**TASK STATEMENT:**
Write out every entry word for word.

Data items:
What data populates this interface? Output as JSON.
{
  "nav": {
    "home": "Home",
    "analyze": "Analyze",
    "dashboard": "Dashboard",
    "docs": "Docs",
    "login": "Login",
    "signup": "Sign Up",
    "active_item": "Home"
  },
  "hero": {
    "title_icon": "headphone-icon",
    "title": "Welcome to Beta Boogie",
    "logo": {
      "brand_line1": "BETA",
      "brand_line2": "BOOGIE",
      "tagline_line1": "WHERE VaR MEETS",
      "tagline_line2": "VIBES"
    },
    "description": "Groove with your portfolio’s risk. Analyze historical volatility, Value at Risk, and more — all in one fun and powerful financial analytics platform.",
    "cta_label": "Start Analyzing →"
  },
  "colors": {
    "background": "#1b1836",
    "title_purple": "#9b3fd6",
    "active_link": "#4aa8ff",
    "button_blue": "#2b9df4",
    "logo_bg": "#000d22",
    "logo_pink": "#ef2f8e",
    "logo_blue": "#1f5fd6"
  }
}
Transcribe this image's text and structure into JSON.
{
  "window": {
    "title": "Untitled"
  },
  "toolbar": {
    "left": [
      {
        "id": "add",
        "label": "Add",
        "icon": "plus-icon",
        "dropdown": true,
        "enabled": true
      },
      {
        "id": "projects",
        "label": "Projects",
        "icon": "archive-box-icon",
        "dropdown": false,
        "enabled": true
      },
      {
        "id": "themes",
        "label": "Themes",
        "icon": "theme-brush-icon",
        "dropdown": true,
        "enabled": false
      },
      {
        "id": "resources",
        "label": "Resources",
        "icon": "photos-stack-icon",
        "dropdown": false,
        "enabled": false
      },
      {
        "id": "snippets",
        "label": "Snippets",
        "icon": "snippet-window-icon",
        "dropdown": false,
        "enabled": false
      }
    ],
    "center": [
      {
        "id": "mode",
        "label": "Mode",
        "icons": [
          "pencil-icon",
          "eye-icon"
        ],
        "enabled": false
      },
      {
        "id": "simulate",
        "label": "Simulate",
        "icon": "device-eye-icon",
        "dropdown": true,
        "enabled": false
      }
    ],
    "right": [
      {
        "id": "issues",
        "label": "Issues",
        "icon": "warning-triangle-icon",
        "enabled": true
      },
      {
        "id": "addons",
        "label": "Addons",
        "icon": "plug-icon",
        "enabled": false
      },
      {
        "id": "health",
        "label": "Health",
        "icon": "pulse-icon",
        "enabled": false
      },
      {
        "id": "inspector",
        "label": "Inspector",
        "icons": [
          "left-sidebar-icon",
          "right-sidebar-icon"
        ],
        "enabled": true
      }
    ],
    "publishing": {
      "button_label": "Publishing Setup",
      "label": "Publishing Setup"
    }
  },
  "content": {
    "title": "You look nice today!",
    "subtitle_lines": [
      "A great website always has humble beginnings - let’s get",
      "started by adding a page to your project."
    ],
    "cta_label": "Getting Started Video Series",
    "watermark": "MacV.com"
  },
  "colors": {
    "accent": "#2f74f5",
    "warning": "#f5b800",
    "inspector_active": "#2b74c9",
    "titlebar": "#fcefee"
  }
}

**SOLUTION:**
What data populates this interface? Output as JSON.
{
  "nav": {
    "home": "Home",
    "analyze": "Analyze",
    "dashboard": "Dashboard",
    "docs": "Docs",
    "login": "Login",
    "signup": "Sign Up",
    "active_item": "Home"
  },
  "hero": {
    "title_icon": "headphone-icon",
    "title": "Welcome to Beta Boogie",
    "logo": {
      "brand_line1": "BETA",
      "brand_line2": "BOOGIE",
      "tagline_line1": "WHERE VaR MEETS",
      "tagline_line2": "VIBES"
    },
    "description": "Groove with your portfolio’s risk. Analyze historical volatility, Value at Risk, and more — all in one fun and powerful financial analytics platform.",
    "cta_label": "Start Analyzing →"
  },
  "colors": {
    "background": "#1b1836",
    "title_purple": "#9b3fd6",
    "active_link": "#4aa8ff",
    "button_blue": "#2b9df4",
    "logo_bg": "#000d22",
    "logo_pink": "#ef2f8e",
    "logo_blue": "#1f5fd6"
  }
}
Transcribe this image's text and structure into JSON.
{
  "window": {
    "title": "Untitled"
  },
  "toolbar": {
    "left": [
      {
        "id": "add",
        "label": "Add",
        "icon": "plus-icon",
        "dropdown": true,
        "enabled": true
      },
      {
        "id": "projects",
        "label": "Projects",
        "icon": "archive-box-icon",
        "dropdown": false,
        "enabled": true
      },
      {
        "id": "themes",
        "label": "Themes",
        "icon": "theme-brush-icon",
        "dropdown": true,
        "enabled": false
      },
      {
        "id": "resources",
        "label": "Resources",
        "icon": "photos-stack-icon",
        "dropdown": false,
        "enabled": false
      },
      {
        "id": "snippets",
        "label": "Snippets",
        "icon": "snippet-window-icon",
        "dropdown": false,
        "enabled": false
      }
    ],
    "center": [
      {
        "id": "mode",
        "label": "Mode",
        "icons": [
          "pencil-icon",
          "eye-icon"
        ],
        "enabled": false
      },
      {
        "id": "simulate",
        "label": "Simulate",
        "icon": "device-eye-icon",
        "dropdown": true,
        "enabled": false
      }
    ],
    "right": [
      {
        "id": "issues",
        "label": "Issues",
        "icon": "warning-triangle-icon",
        "enabled": true
      },
      {
        "id": "addons",
        "label": "Addons",
        "icon": "plug-icon",
        "enabled": false
      },
      {
        "id": "health",
        "label": "Health",
        "icon": "pulse-icon",
        "enabled": false
      },
      {
        "id": "inspector",
        "label": "Inspector",
        "icons": [
          "left-sidebar-icon",
          "right-sidebar-icon"
        ],
        "enabled": true
      }
    ],
    "publishing": {
      "button_label": "Publishing Setup",
      "label": "Publishing Setup"
    }
  },
  "content": {
    "title": "You look nice today!",
    "subtitle_lines": [
      "A great website always has humble beginnings - let’s get",
      "started by adding a page to your project."
    ],
    "cta_label": "Getting Started Video Series",
    "watermark": "MacV.com"
  },
  "colors": {
    "accent": "#2f74f5",
    "warning": "#f5b800",
    "inspector_active": "#2b74c9",
    "titlebar": "#fcefee"
  }
}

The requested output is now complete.